-- Start Provided records --
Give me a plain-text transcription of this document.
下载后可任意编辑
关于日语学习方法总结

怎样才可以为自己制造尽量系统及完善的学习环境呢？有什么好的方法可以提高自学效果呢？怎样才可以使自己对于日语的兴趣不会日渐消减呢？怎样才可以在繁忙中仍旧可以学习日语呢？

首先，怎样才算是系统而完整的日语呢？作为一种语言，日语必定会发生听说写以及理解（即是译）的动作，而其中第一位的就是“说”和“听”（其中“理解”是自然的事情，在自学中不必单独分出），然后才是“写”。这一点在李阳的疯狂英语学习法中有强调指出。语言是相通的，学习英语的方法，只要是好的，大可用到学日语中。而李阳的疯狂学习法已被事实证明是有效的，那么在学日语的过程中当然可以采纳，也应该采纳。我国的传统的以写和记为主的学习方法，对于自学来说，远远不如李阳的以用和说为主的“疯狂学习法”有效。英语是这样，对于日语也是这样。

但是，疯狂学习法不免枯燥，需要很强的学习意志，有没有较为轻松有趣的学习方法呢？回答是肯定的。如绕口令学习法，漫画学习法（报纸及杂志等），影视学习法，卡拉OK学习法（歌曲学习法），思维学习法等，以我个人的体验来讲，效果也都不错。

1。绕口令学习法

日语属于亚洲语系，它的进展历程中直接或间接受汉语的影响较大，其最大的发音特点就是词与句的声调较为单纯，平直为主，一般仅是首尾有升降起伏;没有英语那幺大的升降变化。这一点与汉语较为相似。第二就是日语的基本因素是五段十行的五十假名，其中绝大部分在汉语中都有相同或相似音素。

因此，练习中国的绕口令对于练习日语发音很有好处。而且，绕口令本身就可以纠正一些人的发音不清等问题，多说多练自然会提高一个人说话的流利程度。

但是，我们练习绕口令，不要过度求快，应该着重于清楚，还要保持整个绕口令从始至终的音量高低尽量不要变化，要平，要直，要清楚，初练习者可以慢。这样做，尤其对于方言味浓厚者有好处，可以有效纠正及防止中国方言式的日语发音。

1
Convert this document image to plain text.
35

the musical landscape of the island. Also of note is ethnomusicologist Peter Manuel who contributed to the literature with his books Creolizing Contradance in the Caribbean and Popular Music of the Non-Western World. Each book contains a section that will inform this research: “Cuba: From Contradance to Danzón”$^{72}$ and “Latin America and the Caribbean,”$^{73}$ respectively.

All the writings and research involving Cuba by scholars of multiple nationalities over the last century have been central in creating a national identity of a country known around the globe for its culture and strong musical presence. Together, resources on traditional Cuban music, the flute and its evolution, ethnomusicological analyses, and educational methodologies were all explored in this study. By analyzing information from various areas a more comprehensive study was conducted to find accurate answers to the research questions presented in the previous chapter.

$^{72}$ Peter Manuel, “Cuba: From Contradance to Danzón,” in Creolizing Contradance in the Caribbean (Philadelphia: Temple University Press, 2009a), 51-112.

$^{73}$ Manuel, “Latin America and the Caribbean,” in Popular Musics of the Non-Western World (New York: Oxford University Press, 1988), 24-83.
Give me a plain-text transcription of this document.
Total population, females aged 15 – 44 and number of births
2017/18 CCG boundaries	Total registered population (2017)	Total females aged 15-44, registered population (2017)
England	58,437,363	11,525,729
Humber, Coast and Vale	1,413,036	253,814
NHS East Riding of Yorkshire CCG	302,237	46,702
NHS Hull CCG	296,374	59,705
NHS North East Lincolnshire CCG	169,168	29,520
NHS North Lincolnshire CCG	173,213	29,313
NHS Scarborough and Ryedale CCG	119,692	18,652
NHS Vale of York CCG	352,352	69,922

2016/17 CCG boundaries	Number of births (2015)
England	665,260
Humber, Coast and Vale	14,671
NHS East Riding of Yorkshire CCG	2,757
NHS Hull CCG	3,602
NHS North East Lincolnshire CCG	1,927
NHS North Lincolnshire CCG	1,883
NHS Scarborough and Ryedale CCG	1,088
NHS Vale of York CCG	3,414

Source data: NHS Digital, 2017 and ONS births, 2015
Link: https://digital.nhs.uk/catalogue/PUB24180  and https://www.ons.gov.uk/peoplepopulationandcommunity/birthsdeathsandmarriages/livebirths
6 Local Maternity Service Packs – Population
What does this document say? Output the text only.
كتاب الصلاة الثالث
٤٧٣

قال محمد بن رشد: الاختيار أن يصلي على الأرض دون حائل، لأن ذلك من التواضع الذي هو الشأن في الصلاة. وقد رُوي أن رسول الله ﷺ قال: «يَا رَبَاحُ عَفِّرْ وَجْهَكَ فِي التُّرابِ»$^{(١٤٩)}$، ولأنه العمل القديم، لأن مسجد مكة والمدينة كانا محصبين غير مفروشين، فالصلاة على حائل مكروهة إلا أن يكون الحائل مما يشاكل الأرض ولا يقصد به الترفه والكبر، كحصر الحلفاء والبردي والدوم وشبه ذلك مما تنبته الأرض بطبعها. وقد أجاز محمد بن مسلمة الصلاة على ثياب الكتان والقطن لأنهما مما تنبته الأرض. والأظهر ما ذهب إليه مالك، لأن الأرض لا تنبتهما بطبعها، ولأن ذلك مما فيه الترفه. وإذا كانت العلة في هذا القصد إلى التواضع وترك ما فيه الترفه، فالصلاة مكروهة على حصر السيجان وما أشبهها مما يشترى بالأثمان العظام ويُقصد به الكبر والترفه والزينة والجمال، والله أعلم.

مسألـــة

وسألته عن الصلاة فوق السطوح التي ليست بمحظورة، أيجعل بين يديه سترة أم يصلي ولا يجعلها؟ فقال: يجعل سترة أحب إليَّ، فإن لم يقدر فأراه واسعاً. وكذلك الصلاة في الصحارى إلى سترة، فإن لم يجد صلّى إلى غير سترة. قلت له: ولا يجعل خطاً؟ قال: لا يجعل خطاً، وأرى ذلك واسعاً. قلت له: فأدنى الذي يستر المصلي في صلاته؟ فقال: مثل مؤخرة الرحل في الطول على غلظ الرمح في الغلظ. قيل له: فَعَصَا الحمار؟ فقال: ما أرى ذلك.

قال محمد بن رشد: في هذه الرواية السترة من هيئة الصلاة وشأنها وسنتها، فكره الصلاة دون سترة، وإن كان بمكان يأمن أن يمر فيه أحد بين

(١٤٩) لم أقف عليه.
-- End Provided records --
# Written instruction
Gather all the lines that include the word "East" and copy them out.

# Written reply
NHS East Riding of Yorkshire CCG	302,237	46,702
NHS North East Lincolnshire CCG	169,168	29,520
NHS East Riding of Yorkshire CCG	2,757
NHS North East Lincolnshire CCG	1,927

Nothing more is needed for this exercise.